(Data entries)

◆ ◆ ◆ ◆ ◆ ◆ ◆

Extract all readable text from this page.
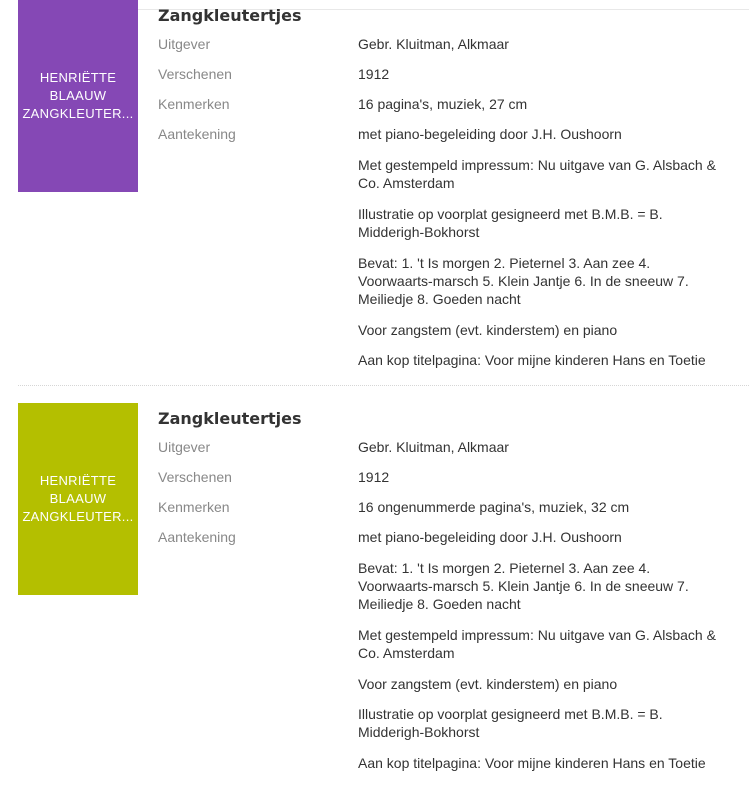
HENRIËTTE BLAAUW ZANGKLEUTER...
Zangkleutertjes
Uitgever	Gebr. Kluitman, Alkmaar
Verschenen	1912
Kenmerken	16 pagina's, muziek, 27 cm
Aantekening	met piano-begeleiding door J.H. Oushoorn
Met gestempeld impressum: Nu uitgave van G. Alsbach & Co. Amsterdam
Illustratie op voorplat gesigneerd met B.M.B. = B. Midderigh-Bokhorst
Bevat: 1. 't Is morgen 2. Pieternel 3. Aan zee 4. Voorwaarts-marsch 5. Klein Jantje 6. In de sneeuw 7. Meiliedje 8. Goeden nacht
Voor zangstem (evt. kinderstem) en piano
Aan kop titelpagina: Voor mijne kinderen Hans en Toetie
HENRIËTTE BLAAUW ZANGKLEUTER...
Zangkleutertjes
Uitgever	Gebr. Kluitman, Alkmaar
Verschenen	1912
Kenmerken	16 ongenummerde pagina's, muziek, 32 cm
Aantekening	met piano-begeleiding door J.H. Oushoorn
Bevat: 1. 't Is morgen 2. Pieternel 3. Aan zee 4. Voorwaarts-marsch 5. Klein Jantje 6. In de sneeuw 7. Meiliedje 8. Goeden nacht
Met gestempeld impressum: Nu uitgave van G. Alsbach & Co. Amsterdam
Voor zangstem (evt. kinderstem) en piano
Illustratie op voorplat gesigneerd met B.M.B. = B. Midderigh-Bokhorst
Aan kop titelpagina: Voor mijne kinderen Hans en Toetie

◆ ◆ ◆ ◆ ◆ ◆ ◆

* AIM
Print the whole listing above once more, word for word, without its pictures.

* RESPONSE BELOW
Extract all readable text from this page.
HENRIËTTE BLAAUW ZANGKLEUTER...
Zangkleutertjes
Uitgever	Gebr. Kluitman, Alkmaar
Verschenen	1912
Kenmerken	16 pagina's, muziek, 27 cm
Aantekening	met piano-begeleiding door J.H. Oushoorn
Met gestempeld impressum: Nu uitgave van G. Alsbach & Co. Amsterdam
Illustratie op voorplat gesigneerd met B.M.B. = B. Midderigh-Bokhorst
Bevat: 1. 't Is morgen 2. Pieternel 3. Aan zee 4. Voorwaarts-marsch 5. Klein Jantje 6. In de sneeuw 7. Meiliedje 8. Goeden nacht
Voor zangstem (evt. kinderstem) en piano
Aan kop titelpagina: Voor mijne kinderen Hans en Toetie
HENRIËTTE BLAAUW ZANGKLEUTER...
Zangkleutertjes
Uitgever	Gebr. Kluitman, Alkmaar
Verschenen	1912
Kenmerken	16 ongenummerde pagina's, muziek, 32 cm
Aantekening	met piano-begeleiding door J.H. Oushoorn
Bevat: 1. 't Is morgen 2. Pieternel 3. Aan zee 4. Voorwaarts-marsch 5. Klein Jantje 6. In de sneeuw 7. Meiliedje 8. Goeden nacht
Met gestempeld impressum: Nu uitgave van G. Alsbach & Co. Amsterdam
Voor zangstem (evt. kinderstem) en piano
Illustratie op voorplat gesigneerd met B.M.B. = B. Midderigh-Bokhorst
Aan kop titelpagina: Voor mijne kinderen Hans en Toetie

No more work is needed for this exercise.